== WHAT TO WORK ON ==
Can you quote the records below in full, word for word?

== SOURCE MATERIAL ==
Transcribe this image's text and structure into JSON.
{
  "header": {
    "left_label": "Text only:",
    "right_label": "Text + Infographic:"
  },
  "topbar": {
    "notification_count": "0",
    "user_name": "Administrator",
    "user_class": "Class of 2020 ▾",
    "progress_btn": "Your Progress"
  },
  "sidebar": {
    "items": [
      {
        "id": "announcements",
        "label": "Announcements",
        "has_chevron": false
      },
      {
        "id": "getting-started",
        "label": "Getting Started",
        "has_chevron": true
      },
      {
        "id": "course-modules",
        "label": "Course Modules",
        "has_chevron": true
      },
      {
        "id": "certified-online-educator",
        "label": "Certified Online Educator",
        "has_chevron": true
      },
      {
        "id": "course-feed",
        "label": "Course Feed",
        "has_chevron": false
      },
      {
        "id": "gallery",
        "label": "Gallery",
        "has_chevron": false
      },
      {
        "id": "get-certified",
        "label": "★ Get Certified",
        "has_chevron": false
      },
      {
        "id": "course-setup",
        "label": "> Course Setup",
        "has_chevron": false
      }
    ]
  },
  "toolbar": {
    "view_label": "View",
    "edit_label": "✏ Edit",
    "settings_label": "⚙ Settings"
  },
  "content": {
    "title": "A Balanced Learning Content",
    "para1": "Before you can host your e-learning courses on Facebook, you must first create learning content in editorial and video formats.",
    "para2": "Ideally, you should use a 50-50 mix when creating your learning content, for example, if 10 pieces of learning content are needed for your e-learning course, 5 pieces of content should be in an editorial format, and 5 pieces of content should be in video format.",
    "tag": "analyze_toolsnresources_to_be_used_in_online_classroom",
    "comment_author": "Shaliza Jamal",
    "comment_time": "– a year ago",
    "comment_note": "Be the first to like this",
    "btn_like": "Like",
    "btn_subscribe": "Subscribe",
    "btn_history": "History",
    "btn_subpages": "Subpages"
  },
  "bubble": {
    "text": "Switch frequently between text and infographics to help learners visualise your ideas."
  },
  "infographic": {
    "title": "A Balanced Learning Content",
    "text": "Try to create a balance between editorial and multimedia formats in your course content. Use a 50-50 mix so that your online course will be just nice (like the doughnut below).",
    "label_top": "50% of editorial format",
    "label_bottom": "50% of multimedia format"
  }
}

== EXPECTED ANSWER ==
Transcribe this image's text and structure into JSON.
{
  "header": {
    "left_label": "Text only:",
    "right_label": "Text + Infographic:"
  },
  "topbar": {
    "notification_count": "0",
    "user_name": "Administrator",
    "user_class": "Class of 2020 ▾",
    "progress_btn": "Your Progress"
  },
  "sidebar": {
    "items": [
      {
        "id": "announcements",
        "label": "Announcements",
        "has_chevron": false
      },
      {
        "id": "getting-started",
        "label": "Getting Started",
        "has_chevron": true
      },
      {
        "id": "course-modules",
        "label": "Course Modules",
        "has_chevron": true
      },
      {
        "id": "certified-online-educator",
        "label": "Certified Online Educator",
        "has_chevron": true
      },
      {
        "id": "course-feed",
        "label": "Course Feed",
        "has_chevron": false
      },
      {
        "id": "gallery",
        "label": "Gallery",
        "has_chevron": false
      },
      {
        "id": "get-certified",
        "label": "★ Get Certified",
        "has_chevron": false
      },
      {
        "id": "course-setup",
        "label": "> Course Setup",
        "has_chevron": false
      }
    ]
  },
  "toolbar": {
    "view_label": "View",
    "edit_label": "✏ Edit",
    "settings_label": "⚙ Settings"
  },
  "content": {
    "title": "A Balanced Learning Content",
    "para1": "Before you can host your e-learning courses on Facebook, you must first create learning content in editorial and video formats.",
    "para2": "Ideally, you should use a 50-50 mix when creating your learning content, for example, if 10 pieces of learning content are needed for your e-learning course, 5 pieces of content should be in an editorial format, and 5 pieces of content should be in video format.",
    "tag": "analyze_toolsnresources_to_be_used_in_online_classroom",
    "comment_author": "Shaliza Jamal",
    "comment_time": "– a year ago",
    "comment_note": "Be the first to like this",
    "btn_like": "Like",
    "btn_subscribe": "Subscribe",
    "btn_history": "History",
    "btn_subpages": "Subpages"
  },
  "bubble": {
    "text": "Switch frequently between text and infographics to help learners visualise your ideas."
  },
  "infographic": {
    "title": "A Balanced Learning Content",
    "text": "Try to create a balance between editorial and multimedia formats in your course content. Use a 50-50 mix so that your online course will be just nice (like the doughnut below).",
    "label_top": "50% of editorial format",
    "label_bottom": "50% of multimedia format"
  }
}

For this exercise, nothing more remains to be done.